- Records from a data collection -

■ ■ ■ ■ ■

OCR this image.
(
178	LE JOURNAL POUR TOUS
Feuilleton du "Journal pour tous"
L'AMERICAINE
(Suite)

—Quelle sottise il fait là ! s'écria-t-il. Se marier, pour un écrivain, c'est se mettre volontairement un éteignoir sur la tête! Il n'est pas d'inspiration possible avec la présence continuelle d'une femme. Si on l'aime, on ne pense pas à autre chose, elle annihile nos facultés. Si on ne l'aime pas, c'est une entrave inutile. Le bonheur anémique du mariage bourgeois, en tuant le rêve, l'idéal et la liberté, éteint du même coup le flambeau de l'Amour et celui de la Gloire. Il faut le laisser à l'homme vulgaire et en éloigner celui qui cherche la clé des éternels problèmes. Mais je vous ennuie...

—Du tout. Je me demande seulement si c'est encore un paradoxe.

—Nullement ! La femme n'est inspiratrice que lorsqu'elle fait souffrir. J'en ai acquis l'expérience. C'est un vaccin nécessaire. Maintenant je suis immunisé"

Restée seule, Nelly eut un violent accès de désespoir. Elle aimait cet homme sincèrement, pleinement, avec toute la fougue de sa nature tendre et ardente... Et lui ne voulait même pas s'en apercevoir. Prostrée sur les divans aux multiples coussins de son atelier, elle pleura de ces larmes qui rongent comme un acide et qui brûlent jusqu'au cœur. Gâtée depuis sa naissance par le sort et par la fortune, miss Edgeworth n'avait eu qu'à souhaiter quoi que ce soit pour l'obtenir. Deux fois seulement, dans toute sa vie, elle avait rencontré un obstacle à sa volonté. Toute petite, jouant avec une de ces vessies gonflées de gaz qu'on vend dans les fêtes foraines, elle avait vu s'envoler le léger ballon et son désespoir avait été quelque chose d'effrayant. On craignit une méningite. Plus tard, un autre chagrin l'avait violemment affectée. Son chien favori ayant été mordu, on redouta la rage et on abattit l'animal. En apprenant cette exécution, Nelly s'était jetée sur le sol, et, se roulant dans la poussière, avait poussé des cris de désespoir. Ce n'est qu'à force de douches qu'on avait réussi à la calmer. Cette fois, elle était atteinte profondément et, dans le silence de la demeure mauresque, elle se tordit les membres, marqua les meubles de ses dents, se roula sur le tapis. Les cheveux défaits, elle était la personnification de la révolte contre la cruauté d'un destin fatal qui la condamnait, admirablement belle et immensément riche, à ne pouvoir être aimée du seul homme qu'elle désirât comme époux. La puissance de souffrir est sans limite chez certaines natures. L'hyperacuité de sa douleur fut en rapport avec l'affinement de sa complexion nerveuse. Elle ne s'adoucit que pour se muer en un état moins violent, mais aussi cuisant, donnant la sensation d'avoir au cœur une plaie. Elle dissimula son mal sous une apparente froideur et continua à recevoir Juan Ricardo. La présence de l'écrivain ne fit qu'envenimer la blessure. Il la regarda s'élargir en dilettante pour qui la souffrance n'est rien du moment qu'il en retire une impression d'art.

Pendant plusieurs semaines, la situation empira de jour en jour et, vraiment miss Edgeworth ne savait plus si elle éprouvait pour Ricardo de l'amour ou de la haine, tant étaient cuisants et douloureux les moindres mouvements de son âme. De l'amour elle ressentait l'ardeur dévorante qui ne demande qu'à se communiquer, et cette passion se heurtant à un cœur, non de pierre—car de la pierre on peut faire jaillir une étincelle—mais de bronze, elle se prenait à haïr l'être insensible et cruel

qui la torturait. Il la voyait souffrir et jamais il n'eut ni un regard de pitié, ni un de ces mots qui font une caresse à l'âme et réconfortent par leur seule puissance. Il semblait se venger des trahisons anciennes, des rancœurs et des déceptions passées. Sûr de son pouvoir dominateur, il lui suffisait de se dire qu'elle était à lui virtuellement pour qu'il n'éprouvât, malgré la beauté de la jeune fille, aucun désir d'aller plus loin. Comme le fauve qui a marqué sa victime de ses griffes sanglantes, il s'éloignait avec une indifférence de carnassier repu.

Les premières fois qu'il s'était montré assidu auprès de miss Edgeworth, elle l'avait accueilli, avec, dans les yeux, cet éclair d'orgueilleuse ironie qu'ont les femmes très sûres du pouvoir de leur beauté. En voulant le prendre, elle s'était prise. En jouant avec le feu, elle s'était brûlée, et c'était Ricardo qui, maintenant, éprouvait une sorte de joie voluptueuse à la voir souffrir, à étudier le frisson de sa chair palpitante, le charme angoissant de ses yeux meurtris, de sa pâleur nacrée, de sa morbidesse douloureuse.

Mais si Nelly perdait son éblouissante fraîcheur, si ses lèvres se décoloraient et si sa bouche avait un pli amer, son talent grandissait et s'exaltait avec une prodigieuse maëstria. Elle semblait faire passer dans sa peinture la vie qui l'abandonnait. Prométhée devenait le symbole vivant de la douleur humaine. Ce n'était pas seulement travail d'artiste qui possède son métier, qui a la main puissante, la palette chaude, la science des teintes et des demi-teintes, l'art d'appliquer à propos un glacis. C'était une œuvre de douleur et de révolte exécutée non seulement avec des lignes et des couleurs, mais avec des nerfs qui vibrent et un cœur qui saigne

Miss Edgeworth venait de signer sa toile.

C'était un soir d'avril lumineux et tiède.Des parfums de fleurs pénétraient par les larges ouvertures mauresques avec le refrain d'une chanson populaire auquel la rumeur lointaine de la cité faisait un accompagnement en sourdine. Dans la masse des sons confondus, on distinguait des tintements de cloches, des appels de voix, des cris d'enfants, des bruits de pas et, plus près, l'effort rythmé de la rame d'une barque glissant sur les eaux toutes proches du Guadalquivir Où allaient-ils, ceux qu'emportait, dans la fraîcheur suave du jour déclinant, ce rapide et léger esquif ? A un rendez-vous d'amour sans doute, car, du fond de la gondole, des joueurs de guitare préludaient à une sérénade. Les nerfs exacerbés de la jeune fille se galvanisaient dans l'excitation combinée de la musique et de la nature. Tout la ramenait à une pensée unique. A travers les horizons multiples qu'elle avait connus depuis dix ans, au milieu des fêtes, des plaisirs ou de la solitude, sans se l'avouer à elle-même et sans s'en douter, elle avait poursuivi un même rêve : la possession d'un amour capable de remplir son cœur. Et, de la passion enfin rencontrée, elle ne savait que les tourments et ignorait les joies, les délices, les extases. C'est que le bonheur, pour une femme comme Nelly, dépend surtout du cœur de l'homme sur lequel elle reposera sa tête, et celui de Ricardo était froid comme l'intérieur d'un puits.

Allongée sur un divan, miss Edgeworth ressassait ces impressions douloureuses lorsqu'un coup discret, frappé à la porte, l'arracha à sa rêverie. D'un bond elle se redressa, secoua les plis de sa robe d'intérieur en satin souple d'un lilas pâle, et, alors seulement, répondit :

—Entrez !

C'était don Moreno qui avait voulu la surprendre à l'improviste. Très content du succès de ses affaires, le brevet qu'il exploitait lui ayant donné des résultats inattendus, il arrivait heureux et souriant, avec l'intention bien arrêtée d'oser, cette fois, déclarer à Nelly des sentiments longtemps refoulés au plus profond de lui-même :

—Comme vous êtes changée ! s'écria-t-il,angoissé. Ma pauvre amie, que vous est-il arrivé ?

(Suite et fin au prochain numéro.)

■ ■ ■ ■ ■

- Job -
Copy out every line where the word "Suite" occurs.

- Task answer -
(Suite)
(Suite et fin au prochain numéro.)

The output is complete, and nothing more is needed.